Exercise directions:
Find all lines in the listing that include the word "title", then copy them.

Provided data:

§ §

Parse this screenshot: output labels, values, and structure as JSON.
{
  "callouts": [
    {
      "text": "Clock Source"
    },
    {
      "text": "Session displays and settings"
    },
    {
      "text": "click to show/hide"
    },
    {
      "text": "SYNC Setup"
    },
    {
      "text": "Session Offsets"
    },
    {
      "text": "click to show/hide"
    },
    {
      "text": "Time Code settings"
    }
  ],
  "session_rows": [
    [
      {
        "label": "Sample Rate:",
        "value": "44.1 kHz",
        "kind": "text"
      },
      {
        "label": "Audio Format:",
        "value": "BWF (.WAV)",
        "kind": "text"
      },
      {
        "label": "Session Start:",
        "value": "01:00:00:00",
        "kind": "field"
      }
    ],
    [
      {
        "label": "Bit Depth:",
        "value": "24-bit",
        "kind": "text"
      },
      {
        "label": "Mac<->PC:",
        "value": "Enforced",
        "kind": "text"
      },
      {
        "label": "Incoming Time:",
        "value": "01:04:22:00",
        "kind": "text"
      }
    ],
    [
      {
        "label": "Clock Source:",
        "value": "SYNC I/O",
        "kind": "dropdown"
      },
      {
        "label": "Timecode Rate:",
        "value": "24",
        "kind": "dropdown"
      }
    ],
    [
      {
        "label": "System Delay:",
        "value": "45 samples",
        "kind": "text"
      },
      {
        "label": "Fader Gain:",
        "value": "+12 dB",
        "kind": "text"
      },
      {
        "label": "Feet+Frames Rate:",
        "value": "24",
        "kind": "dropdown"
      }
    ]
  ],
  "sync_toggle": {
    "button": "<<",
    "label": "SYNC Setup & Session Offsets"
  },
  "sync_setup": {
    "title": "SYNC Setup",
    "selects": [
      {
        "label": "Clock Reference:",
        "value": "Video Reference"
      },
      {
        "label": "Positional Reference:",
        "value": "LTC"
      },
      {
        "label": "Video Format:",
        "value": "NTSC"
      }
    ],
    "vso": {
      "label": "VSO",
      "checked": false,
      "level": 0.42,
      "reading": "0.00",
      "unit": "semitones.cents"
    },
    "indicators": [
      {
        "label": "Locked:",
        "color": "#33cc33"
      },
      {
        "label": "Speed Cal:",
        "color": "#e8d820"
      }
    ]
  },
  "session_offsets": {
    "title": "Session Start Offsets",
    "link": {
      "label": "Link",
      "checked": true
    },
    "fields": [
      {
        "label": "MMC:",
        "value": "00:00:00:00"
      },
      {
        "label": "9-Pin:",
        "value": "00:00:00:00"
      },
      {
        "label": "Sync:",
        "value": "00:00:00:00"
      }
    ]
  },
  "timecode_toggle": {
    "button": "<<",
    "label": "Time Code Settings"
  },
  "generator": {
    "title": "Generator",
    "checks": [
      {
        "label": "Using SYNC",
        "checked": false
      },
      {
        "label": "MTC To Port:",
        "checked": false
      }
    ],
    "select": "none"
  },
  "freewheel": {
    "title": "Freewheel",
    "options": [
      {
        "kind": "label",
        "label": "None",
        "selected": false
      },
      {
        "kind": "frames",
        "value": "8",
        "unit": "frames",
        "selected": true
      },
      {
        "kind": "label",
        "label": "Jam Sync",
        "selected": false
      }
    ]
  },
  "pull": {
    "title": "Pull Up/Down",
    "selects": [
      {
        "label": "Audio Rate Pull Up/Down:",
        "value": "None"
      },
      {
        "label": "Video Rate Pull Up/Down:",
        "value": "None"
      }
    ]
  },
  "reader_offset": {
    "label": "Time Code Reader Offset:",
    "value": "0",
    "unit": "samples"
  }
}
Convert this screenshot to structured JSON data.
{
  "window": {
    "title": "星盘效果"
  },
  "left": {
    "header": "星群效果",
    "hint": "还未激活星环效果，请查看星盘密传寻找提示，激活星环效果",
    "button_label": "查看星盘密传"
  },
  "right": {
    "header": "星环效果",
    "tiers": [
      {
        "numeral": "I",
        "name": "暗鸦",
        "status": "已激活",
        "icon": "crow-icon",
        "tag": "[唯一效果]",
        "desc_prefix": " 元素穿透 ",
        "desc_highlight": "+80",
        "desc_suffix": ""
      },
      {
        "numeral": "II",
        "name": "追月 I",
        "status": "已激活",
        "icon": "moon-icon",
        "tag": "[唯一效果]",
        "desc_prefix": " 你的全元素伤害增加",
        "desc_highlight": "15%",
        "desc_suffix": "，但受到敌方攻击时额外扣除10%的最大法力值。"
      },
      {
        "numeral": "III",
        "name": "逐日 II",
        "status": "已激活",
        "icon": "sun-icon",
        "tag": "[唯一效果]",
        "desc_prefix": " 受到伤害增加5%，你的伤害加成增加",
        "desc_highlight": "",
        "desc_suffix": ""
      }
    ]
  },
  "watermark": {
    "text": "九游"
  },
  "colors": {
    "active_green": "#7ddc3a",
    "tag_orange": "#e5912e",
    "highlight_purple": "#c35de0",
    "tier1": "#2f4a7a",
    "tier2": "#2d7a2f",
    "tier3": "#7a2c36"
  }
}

§ §

In response:
    "title": "SYNC Setup",
    "title": "Session Start Offsets",
    "title": "Generator",
    "title": "Freewheel",
    "title": "Pull Up/Down",
    "title": "星盘效果"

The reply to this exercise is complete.